## begin INFORMATION SUPPLIED
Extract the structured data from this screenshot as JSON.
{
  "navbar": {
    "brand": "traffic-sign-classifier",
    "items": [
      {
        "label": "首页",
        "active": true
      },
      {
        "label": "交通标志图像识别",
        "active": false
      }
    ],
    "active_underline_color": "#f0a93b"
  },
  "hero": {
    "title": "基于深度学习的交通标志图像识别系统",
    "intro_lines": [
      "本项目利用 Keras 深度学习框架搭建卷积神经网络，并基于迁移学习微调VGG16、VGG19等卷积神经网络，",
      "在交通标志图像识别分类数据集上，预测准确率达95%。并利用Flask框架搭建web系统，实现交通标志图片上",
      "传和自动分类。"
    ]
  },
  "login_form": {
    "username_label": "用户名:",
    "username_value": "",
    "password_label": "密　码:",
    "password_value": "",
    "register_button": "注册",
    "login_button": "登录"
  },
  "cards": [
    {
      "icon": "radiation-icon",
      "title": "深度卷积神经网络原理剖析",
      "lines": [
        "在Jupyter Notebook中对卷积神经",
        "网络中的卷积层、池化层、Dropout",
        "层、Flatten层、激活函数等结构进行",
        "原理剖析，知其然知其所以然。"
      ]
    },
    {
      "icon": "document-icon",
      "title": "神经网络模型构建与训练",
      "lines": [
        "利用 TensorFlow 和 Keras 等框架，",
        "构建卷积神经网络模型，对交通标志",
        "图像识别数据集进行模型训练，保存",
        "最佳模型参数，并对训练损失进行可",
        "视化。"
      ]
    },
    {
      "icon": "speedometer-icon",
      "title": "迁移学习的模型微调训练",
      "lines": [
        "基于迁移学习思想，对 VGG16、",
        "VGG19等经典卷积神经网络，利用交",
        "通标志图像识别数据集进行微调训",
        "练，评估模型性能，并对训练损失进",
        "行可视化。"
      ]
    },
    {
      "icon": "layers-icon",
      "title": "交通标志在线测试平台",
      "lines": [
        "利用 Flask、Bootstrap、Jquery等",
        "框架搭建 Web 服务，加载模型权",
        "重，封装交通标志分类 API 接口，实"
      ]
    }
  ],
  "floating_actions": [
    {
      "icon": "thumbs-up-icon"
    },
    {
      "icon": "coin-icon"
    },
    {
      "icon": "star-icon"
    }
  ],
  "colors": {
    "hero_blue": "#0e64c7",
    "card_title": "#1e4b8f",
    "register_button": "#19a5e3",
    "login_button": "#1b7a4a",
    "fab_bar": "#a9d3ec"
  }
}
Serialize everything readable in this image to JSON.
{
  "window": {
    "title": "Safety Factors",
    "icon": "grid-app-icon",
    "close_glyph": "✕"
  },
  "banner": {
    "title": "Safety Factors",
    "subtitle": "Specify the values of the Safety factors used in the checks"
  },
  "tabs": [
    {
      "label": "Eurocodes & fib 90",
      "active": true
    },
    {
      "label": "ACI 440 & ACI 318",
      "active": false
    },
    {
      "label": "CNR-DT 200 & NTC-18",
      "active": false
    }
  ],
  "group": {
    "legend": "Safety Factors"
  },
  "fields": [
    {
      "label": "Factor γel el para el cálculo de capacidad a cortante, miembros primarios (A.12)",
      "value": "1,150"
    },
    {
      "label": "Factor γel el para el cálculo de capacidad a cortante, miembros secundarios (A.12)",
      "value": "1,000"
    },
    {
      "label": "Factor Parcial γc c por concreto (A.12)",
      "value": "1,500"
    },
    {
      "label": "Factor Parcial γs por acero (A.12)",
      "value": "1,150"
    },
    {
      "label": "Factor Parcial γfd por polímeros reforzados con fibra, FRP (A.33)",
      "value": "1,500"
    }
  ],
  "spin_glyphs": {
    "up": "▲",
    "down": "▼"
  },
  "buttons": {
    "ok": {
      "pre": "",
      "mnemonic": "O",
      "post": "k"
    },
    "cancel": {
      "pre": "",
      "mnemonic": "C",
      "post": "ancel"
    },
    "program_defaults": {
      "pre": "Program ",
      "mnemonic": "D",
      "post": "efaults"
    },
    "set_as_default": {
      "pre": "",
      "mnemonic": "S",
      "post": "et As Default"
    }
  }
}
## end INFORMATION SUPPLIED
* **WHAT YOU SHOULD DO**: Locate the lines above that contain "JSON" and copy them.

* **SOLUTION FOR THIS EXERCISE**:
Extract the structured data from this screenshot as JSON.
Serialize everything readable in this image to JSON.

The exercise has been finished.